[The task]
Set down the full listing exactly as given. Any pictures are to be left out.

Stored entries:
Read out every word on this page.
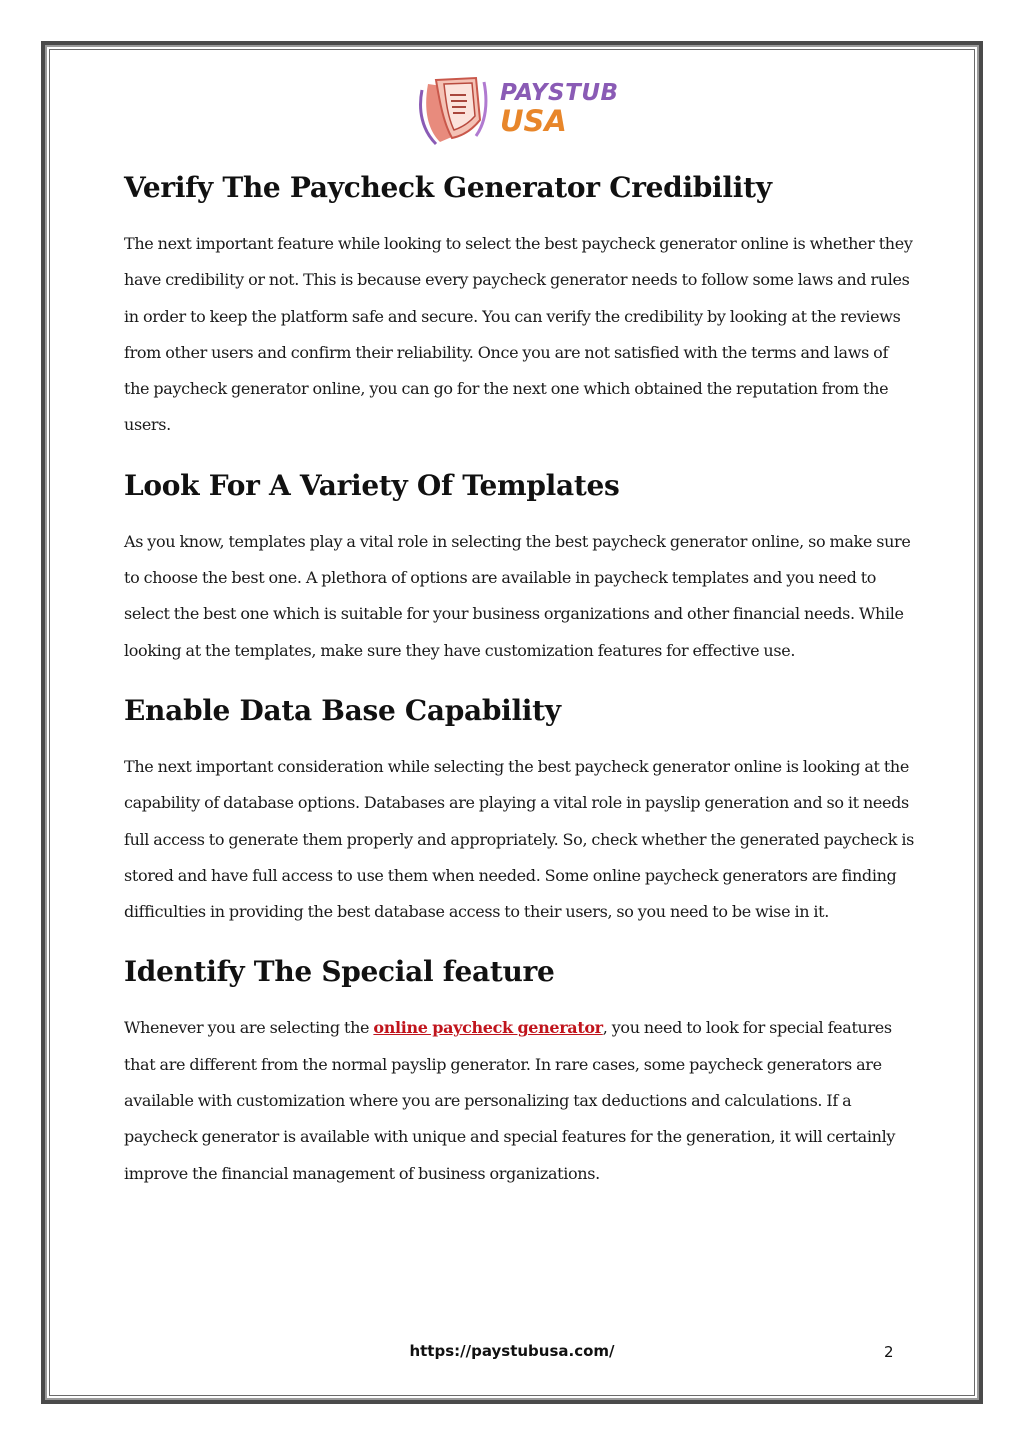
PAYSTUB
USA
Verify The Paycheck Generator Credibility

The next important feature while looking to select the best paycheck generator online is whether they have credibility or not. This is because every paycheck generator needs to follow some laws and rules in order to keep the platform safe and secure. You can verify the credibility by looking at the reviews from other users and confirm their reliability. Once you are not satisfied with the terms and laws of the paycheck generator online, you can go for the next one which obtained the reputation from the users.

Look For A Variety Of Templates

As you know, templates play a vital role in selecting the best paycheck generator online, so make sure to choose the best one. A plethora of options are available in paycheck templates and you need to select the best one which is suitable for your business organizations and other financial needs. While looking at the templates, make sure they have customization features for effective use.

Enable Data Base Capability

The next important consideration while selecting the best paycheck generator online is looking at the capability of database options. Databases are playing a vital role in payslip generation and so it needs full access to generate them properly and appropriately. So, check whether the generated paycheck is stored and have full access to use them when needed. Some online paycheck generators are finding difficulties in providing the best database access to their users, so you need to be wise in it.

Identify The Special feature

Whenever you are selecting the online paycheck generator, you need to look for special features that are different from the normal payslip generator. In rare cases, some paycheck generators are available with customization where you are personalizing tax deductions and calculations. If a paycheck generator is available with unique and special features for the generation, it will certainly improve the financial management of business organizations.

https://paystubusa.com/	2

[Output for this exercise]
Read out every word on this page.
PAYSTUB
USA
Verify The Paycheck Generator Credibility

The next important feature while looking to select the best paycheck generator online is whether they have credibility or not. This is because every paycheck generator needs to follow some laws and rules in order to keep the platform safe and secure. You can verify the credibility by looking at the reviews from other users and confirm their reliability. Once you are not satisfied with the terms and laws of the paycheck generator online, you can go for the next one which obtained the reputation from the users.

Look For A Variety Of Templates

As you know, templates play a vital role in selecting the best paycheck generator online, so make sure to choose the best one. A plethora of options are available in paycheck templates and you need to select the best one which is suitable for your business organizations and other financial needs. While looking at the templates, make sure they have customization features for effective use.

Enable Data Base Capability

The next important consideration while selecting the best paycheck generator online is looking at the capability of database options. Databases are playing a vital role in payslip generation and so it needs full access to generate them properly and appropriately. So, check whether the generated paycheck is stored and have full access to use them when needed. Some online paycheck generators are finding difficulties in providing the best database access to their users, so you need to be wise in it.

Identify The Special feature

Whenever you are selecting the online paycheck generator, you need to look for special features that are different from the normal payslip generator. In rare cases, some paycheck generators are available with customization where you are personalizing tax deductions and calculations. If a paycheck generator is available with unique and special features for the generation, it will certainly improve the financial management of business organizations.

https://paystubusa.com/	2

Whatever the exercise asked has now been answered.